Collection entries
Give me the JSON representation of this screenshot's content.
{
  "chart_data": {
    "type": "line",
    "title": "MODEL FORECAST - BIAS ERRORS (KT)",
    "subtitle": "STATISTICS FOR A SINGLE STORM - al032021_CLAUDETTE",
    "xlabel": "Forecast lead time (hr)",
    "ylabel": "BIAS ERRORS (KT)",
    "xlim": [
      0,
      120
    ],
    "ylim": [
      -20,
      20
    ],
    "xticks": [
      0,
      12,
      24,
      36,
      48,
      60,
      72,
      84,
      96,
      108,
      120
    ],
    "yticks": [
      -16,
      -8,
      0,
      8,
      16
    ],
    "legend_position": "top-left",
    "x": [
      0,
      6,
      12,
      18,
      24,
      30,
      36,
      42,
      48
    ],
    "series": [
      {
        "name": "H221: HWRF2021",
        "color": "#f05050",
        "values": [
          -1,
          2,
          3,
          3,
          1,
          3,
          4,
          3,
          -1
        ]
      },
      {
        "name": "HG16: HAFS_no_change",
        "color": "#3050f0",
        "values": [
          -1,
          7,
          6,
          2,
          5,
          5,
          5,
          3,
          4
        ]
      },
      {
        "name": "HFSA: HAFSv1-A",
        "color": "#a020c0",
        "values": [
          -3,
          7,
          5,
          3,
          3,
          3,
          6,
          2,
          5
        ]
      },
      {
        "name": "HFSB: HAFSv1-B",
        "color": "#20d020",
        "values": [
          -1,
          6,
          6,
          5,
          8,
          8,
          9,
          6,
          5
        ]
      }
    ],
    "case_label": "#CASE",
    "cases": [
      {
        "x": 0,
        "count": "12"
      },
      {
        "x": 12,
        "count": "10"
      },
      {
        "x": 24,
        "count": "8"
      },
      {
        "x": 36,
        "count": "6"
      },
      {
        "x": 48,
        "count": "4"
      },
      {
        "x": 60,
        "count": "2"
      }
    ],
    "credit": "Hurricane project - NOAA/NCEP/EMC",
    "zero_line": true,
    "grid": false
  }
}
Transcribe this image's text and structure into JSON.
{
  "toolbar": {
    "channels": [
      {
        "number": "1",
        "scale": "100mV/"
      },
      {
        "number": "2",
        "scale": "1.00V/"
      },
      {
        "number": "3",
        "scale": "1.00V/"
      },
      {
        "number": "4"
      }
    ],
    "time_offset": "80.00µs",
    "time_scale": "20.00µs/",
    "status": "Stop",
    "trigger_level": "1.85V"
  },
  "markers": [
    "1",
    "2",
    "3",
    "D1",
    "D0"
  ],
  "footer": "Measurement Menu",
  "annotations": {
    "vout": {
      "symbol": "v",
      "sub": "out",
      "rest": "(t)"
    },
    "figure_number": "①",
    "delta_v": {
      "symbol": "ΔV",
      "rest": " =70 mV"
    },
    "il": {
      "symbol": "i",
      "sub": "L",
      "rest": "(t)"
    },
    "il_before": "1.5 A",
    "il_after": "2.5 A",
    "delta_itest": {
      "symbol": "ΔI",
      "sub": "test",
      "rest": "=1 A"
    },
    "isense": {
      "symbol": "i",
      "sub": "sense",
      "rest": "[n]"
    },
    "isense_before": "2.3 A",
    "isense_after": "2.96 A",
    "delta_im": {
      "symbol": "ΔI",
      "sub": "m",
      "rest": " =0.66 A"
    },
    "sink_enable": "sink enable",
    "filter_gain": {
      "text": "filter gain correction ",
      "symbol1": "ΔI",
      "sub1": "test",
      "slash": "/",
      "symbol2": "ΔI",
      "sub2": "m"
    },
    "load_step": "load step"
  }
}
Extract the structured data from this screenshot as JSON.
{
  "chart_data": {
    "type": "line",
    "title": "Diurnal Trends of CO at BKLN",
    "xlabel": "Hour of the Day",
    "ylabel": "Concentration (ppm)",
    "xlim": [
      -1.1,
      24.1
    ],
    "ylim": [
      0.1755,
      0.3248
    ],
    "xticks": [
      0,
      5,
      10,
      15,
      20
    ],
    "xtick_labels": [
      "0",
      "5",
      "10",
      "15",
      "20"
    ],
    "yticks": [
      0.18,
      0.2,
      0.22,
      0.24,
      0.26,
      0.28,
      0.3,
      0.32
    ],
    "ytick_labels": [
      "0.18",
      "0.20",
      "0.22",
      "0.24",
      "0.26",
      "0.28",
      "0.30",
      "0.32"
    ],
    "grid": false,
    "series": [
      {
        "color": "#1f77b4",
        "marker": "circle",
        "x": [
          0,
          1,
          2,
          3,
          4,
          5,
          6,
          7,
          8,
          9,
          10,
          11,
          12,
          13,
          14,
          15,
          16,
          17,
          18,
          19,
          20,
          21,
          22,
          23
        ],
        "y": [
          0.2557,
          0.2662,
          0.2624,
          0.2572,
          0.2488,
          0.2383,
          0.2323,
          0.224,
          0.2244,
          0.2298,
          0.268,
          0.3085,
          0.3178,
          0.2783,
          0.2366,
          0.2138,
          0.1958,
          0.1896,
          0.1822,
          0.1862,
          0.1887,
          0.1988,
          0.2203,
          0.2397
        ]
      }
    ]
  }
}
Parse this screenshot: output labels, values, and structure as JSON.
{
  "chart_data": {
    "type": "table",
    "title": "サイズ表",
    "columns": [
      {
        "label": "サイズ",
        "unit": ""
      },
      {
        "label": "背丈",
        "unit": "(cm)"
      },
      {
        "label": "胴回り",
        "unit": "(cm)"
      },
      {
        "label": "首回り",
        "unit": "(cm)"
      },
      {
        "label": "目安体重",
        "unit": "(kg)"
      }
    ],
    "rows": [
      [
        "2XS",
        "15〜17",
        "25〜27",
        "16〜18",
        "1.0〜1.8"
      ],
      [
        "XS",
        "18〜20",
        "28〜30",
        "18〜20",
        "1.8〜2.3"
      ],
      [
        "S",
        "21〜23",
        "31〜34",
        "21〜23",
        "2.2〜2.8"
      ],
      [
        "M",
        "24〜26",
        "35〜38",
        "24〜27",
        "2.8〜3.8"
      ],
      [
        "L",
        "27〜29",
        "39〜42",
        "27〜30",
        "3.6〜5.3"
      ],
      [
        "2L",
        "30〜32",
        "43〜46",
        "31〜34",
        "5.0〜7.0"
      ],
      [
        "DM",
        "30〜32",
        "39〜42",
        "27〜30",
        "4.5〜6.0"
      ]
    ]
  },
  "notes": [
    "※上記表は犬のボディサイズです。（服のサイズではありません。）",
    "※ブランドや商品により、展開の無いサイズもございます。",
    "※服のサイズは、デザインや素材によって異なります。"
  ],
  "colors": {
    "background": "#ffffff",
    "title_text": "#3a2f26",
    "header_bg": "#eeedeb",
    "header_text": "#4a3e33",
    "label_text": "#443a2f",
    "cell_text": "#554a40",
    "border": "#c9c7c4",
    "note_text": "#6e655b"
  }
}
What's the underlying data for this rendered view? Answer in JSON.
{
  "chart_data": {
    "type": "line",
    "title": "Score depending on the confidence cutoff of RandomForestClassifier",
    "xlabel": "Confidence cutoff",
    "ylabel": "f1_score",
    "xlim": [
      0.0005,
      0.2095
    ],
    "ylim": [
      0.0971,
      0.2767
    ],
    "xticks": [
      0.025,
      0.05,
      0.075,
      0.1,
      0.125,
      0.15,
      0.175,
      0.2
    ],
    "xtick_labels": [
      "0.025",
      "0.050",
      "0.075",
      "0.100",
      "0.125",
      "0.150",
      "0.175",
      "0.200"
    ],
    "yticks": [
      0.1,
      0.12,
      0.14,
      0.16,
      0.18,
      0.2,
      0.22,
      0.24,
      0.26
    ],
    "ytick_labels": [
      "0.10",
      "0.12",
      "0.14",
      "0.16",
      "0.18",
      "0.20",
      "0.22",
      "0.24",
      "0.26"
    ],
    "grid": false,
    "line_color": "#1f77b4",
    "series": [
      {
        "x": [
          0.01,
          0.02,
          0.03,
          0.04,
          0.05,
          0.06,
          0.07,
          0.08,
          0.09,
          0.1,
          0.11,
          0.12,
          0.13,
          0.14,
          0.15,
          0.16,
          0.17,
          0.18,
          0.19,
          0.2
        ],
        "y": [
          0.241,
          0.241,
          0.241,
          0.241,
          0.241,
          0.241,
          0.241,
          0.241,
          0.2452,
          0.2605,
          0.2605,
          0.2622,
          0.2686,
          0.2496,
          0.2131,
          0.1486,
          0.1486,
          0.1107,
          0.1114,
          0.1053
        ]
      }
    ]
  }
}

What to work on: Among the entries above, how many lines include the word "screenshot"? Reply with the number only.

Reply: 3